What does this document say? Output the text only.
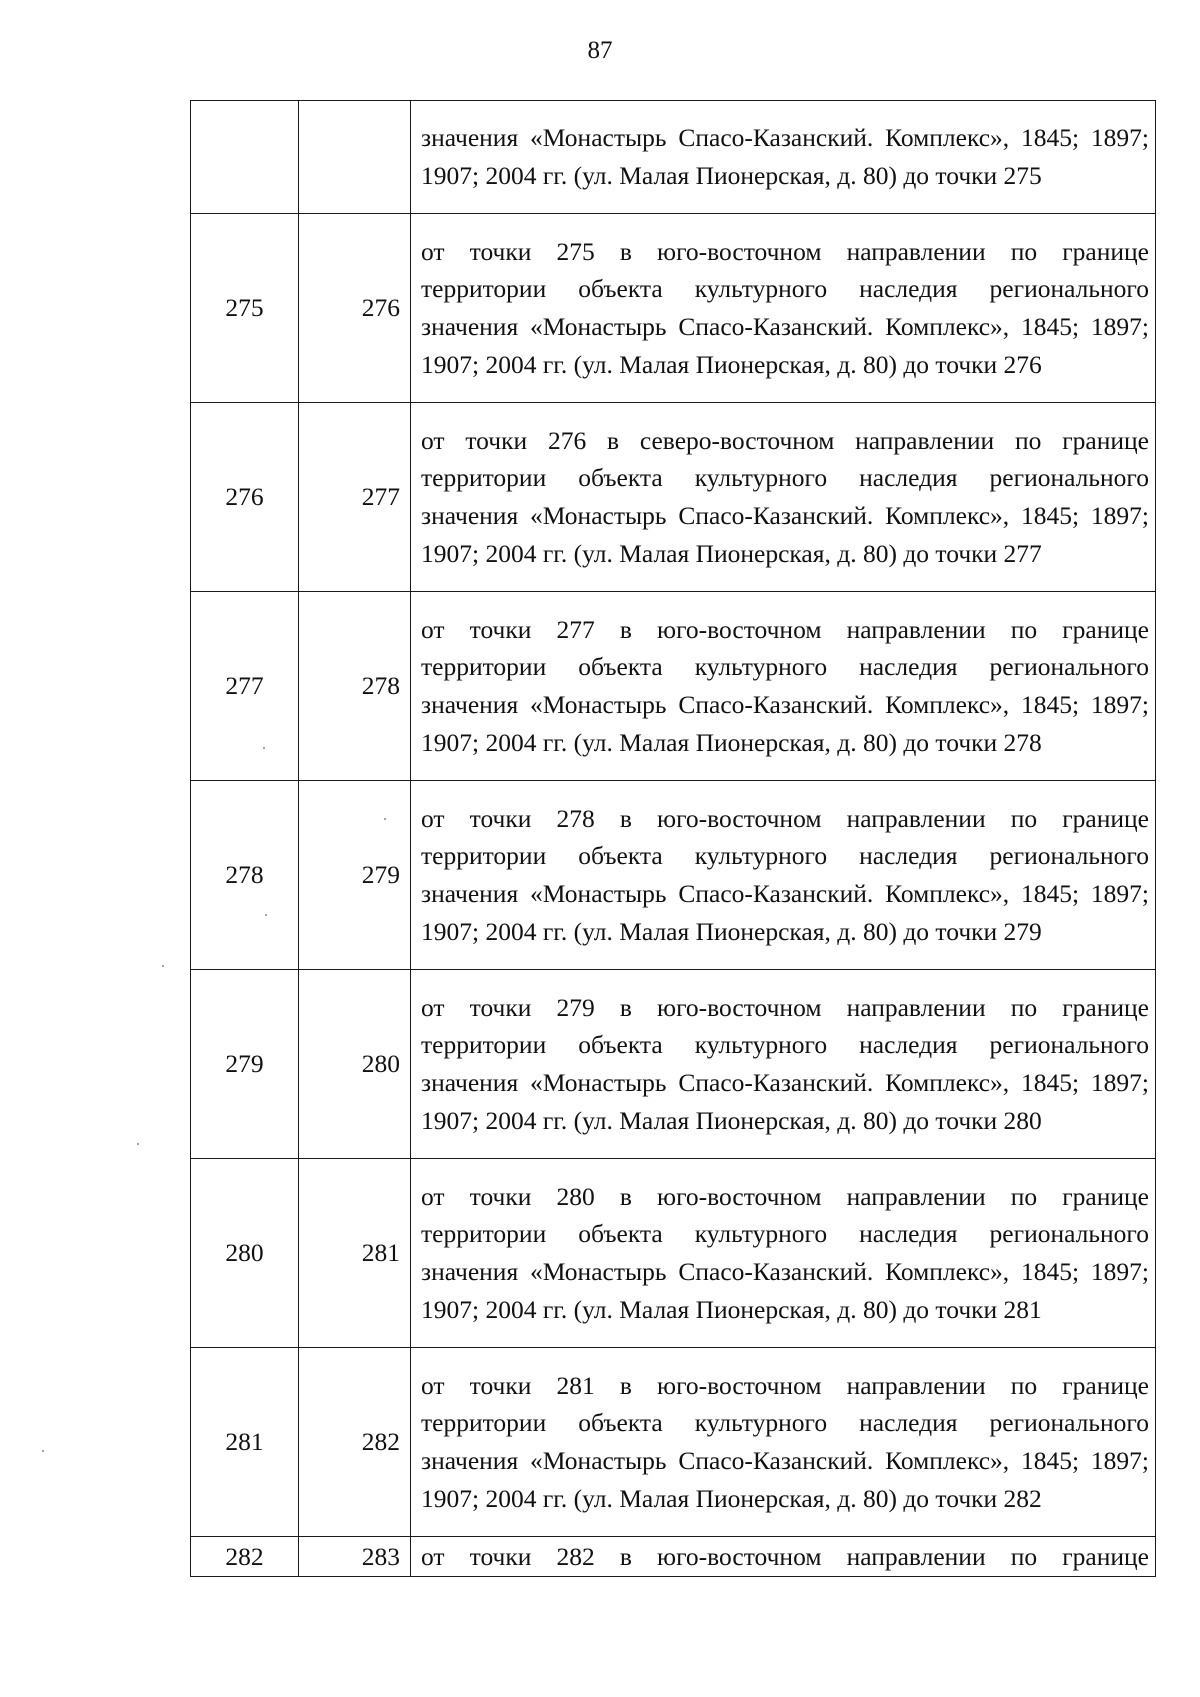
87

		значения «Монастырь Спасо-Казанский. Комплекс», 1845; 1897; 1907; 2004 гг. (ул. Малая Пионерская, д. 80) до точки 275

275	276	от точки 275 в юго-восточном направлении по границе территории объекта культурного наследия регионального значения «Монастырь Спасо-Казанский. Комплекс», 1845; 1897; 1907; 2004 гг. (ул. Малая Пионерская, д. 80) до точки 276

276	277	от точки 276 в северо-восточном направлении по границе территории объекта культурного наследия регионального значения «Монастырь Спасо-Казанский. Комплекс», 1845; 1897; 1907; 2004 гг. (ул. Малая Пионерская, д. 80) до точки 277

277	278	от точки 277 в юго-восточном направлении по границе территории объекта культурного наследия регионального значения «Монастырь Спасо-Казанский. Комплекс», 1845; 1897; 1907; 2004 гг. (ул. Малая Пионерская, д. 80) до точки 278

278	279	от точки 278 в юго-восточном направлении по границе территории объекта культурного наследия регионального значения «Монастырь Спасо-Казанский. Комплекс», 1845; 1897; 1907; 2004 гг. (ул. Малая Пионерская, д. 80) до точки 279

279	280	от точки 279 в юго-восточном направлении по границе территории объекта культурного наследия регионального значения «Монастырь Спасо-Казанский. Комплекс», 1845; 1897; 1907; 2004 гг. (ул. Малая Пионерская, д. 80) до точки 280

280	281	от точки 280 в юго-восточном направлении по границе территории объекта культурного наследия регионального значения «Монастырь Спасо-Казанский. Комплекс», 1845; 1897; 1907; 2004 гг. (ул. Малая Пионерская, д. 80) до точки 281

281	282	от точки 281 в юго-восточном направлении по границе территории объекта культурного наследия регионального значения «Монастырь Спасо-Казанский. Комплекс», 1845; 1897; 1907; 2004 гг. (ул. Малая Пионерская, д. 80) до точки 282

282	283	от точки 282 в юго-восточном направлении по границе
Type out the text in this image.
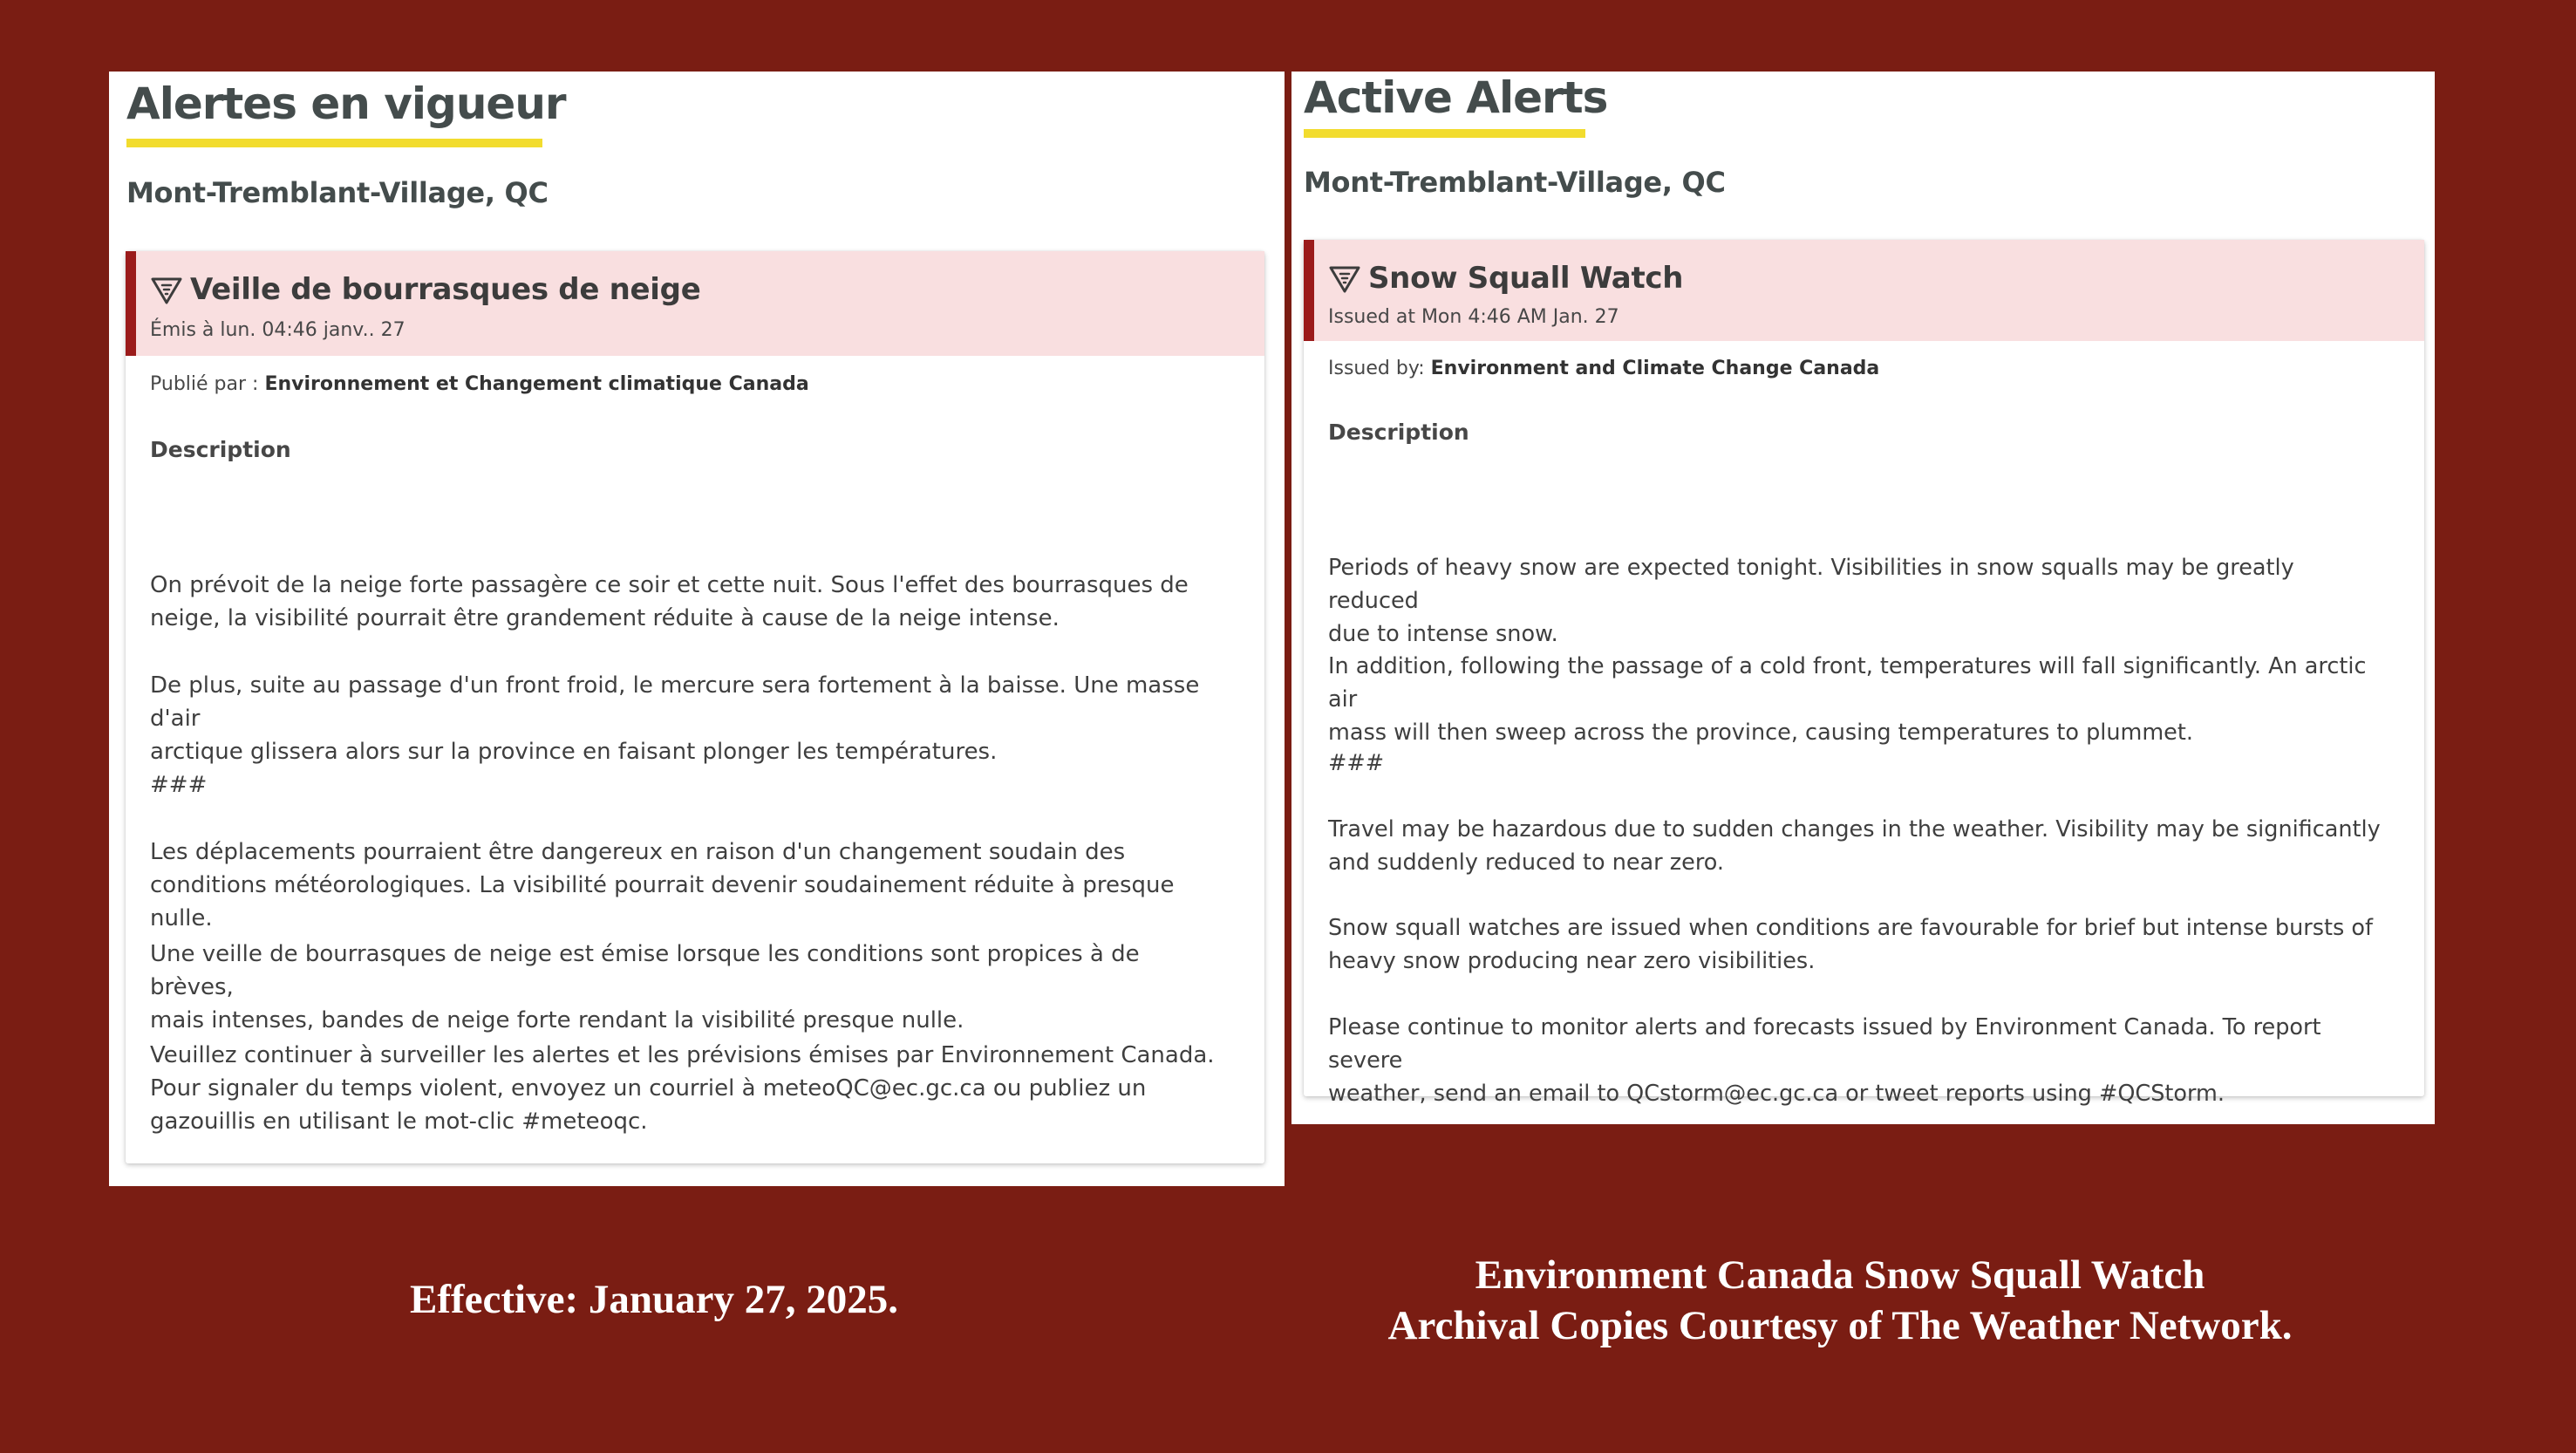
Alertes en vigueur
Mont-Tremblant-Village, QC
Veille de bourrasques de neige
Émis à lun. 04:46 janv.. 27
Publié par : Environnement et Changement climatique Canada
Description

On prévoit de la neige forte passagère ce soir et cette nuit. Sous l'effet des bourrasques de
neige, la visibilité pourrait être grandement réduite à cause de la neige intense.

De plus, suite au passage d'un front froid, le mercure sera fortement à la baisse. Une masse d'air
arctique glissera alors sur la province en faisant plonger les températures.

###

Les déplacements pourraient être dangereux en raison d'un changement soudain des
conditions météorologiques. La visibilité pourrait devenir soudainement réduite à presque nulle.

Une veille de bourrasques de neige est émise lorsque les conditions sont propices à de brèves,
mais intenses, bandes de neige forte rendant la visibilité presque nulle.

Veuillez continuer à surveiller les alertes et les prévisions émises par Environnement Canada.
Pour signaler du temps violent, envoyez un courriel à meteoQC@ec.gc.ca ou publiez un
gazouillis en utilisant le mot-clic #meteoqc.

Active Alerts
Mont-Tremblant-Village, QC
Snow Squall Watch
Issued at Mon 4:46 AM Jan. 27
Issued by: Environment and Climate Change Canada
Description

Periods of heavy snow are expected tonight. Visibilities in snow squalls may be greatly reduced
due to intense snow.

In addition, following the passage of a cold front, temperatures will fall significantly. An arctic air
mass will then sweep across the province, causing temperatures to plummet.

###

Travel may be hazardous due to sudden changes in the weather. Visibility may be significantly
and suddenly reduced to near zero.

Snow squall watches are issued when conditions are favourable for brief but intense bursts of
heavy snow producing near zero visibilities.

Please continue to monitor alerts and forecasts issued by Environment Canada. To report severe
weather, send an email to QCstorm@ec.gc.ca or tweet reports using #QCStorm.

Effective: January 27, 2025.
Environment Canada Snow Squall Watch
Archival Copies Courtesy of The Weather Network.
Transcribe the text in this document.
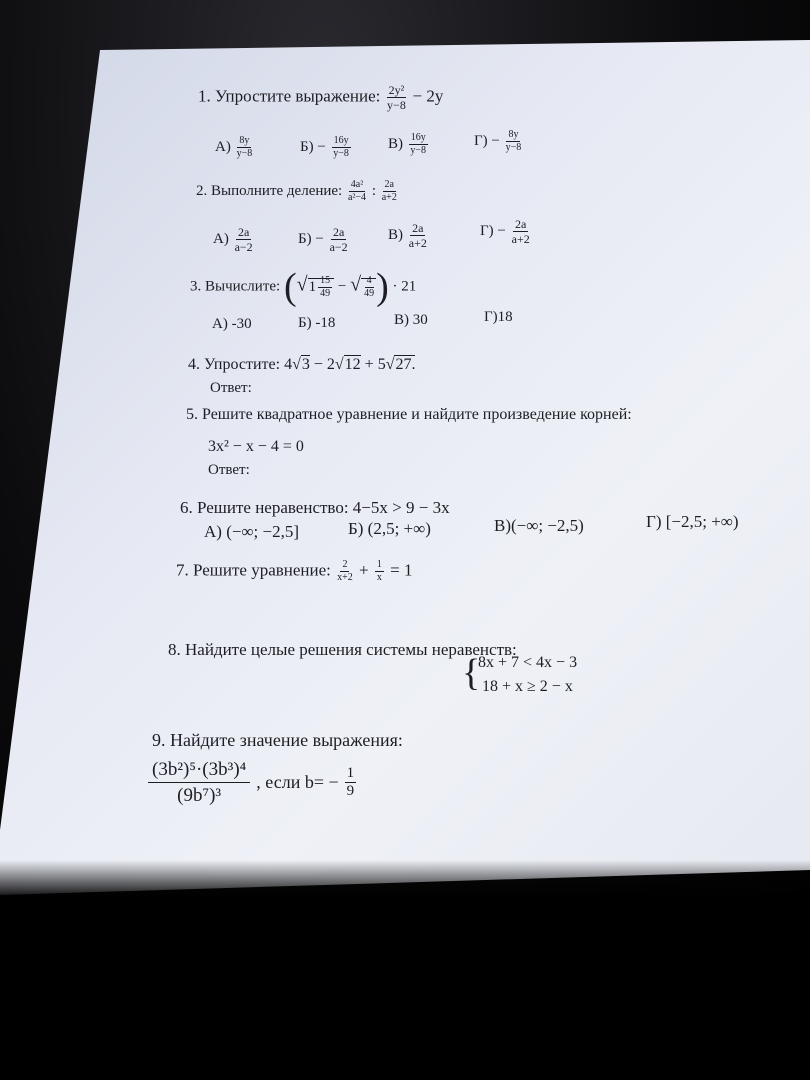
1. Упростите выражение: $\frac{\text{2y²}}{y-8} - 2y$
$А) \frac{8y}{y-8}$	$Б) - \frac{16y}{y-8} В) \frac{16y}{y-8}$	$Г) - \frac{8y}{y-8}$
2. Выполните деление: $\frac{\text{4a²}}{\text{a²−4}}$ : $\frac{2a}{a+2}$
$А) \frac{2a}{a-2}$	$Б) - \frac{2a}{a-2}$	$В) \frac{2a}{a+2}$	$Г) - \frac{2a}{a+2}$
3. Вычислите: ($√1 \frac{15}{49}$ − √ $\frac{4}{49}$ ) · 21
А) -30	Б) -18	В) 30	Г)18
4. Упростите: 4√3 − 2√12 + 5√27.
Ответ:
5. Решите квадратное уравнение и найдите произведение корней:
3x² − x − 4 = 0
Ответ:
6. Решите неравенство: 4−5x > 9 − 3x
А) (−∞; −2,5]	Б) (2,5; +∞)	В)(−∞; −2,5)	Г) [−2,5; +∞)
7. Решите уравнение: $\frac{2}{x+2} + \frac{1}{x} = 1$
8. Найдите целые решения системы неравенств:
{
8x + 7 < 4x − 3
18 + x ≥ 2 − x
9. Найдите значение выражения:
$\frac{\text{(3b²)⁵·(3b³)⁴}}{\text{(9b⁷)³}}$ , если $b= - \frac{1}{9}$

Do this =>
Give back all entries exactly. No pictures belong in the copy.

Result =>
What does this document say? Output the text only.
87

		значения «Монастырь Спасо-Казанский. Комплекс», 1845; 1897; 1907; 2004 гг. (ул. Малая Пионерская, д. 80) до точки 275

275	276	от точки 275 в юго-восточном направлении по границе территории объекта культурного наследия регионального значения «Монастырь Спасо-Казанский. Комплекс», 1845; 1897; 1907; 2004 гг. (ул. Малая Пионерская, д. 80) до точки 276

276	277	от точки 276 в северо-восточном направлении по границе территории объекта культурного наследия регионального значения «Монастырь Спасо-Казанский. Комплекс», 1845; 1897; 1907; 2004 гг. (ул. Малая Пионерская, д. 80) до точки 277

277	278	от точки 277 в юго-восточном направлении по границе территории объекта культурного наследия регионального значения «Монастырь Спасо-Казанский. Комплекс», 1845; 1897; 1907; 2004 гг. (ул. Малая Пионерская, д. 80) до точки 278

278	279	от точки 278 в юго-восточном направлении по границе территории объекта культурного наследия регионального значения «Монастырь Спасо-Казанский. Комплекс», 1845; 1897; 1907; 2004 гг. (ул. Малая Пионерская, д. 80) до точки 279

279	280	от точки 279 в юго-восточном направлении по границе территории объекта культурного наследия регионального значения «Монастырь Спасо-Казанский. Комплекс», 1845; 1897; 1907; 2004 гг. (ул. Малая Пионерская, д. 80) до точки 280

280	281	от точки 280 в юго-восточном направлении по границе территории объекта культурного наследия регионального значения «Монастырь Спасо-Казанский. Комплекс», 1845; 1897; 1907; 2004 гг. (ул. Малая Пионерская, д. 80) до точки 281

281	282	от точки 281 в юго-восточном направлении по границе территории объекта культурного наследия регионального значения «Монастырь Спасо-Казанский. Комплекс», 1845; 1897; 1907; 2004 гг. (ул. Малая Пионерская, д. 80) до точки 282

282	283	от точки 282 в юго-восточном направлении по границе
Type out the text in this image.
Alertes en vigueur
Mont-Tremblant-Village, QC
Veille de bourrasques de neige
Émis à lun. 04:46 janv.. 27
Publié par : Environnement et Changement climatique Canada
Description

On prévoit de la neige forte passagère ce soir et cette nuit. Sous l'effet des bourrasques de
neige, la visibilité pourrait être grandement réduite à cause de la neige intense.

De plus, suite au passage d'un front froid, le mercure sera fortement à la baisse. Une masse d'air
arctique glissera alors sur la province en faisant plonger les températures.

###

Les déplacements pourraient être dangereux en raison d'un changement soudain des
conditions météorologiques. La visibilité pourrait devenir soudainement réduite à presque nulle.

Une veille de bourrasques de neige est émise lorsque les conditions sont propices à de brèves,
mais intenses, bandes de neige forte rendant la visibilité presque nulle.

Veuillez continuer à surveiller les alertes et les prévisions émises par Environnement Canada.
Pour signaler du temps violent, envoyez un courriel à meteoQC@ec.gc.ca ou publiez un
gazouillis en utilisant le mot-clic #meteoqc.

Active Alerts
Mont-Tremblant-Village, QC
Snow Squall Watch
Issued at Mon 4:46 AM Jan. 27
Issued by: Environment and Climate Change Canada
Description

Periods of heavy snow are expected tonight. Visibilities in snow squalls may be greatly reduced
due to intense snow.

In addition, following the passage of a cold front, temperatures will fall significantly. An arctic air
mass will then sweep across the province, causing temperatures to plummet.

###

Travel may be hazardous due to sudden changes in the weather. Visibility may be significantly
and suddenly reduced to near zero.

Snow squall watches are issued when conditions are favourable for brief but intense bursts of
heavy snow producing near zero visibilities.

Please continue to monitor alerts and forecasts issued by Environment Canada. To report severe
weather, send an email to QCstorm@ec.gc.ca or tweet reports using #QCStorm.

Effective: January 27, 2025.
Environment Canada Snow Squall Watch
Archival Copies Courtesy of The Weather Network.
Transcribe the text in this document.
1. Упростите выражение: $\frac{\text{2y²}}{y-8} - 2y$
$А) \frac{8y}{y-8}$	$Б) - \frac{16y}{y-8} В) \frac{16y}{y-8}$	$Г) - \frac{8y}{y-8}$
2. Выполните деление: $\frac{\text{4a²}}{\text{a²−4}}$ : $\frac{2a}{a+2}$
$А) \frac{2a}{a-2}$	$Б) - \frac{2a}{a-2}$	$В) \frac{2a}{a+2}$	$Г) - \frac{2a}{a+2}$
3. Вычислите: ($√1 \frac{15}{49}$ − √ $\frac{4}{49}$ ) · 21
А) -30	Б) -18	В) 30	Г)18
4. Упростите: 4√3 − 2√12 + 5√27.
Ответ:
5. Решите квадратное уравнение и найдите произведение корней:
3x² − x − 4 = 0
Ответ:
6. Решите неравенство: 4−5x > 9 − 3x
А) (−∞; −2,5]	Б) (2,5; +∞)	В)(−∞; −2,5)	Г) [−2,5; +∞)
7. Решите уравнение: $\frac{2}{x+2} + \frac{1}{x} = 1$
8. Найдите целые решения системы неравенств:
{
8x + 7 < 4x − 3
18 + x ≥ 2 − x
9. Найдите значение выражения:
$\frac{\text{(3b²)⁵·(3b³)⁴}}{\text{(9b⁷)³}}$ , если $b= - \frac{1}{9}$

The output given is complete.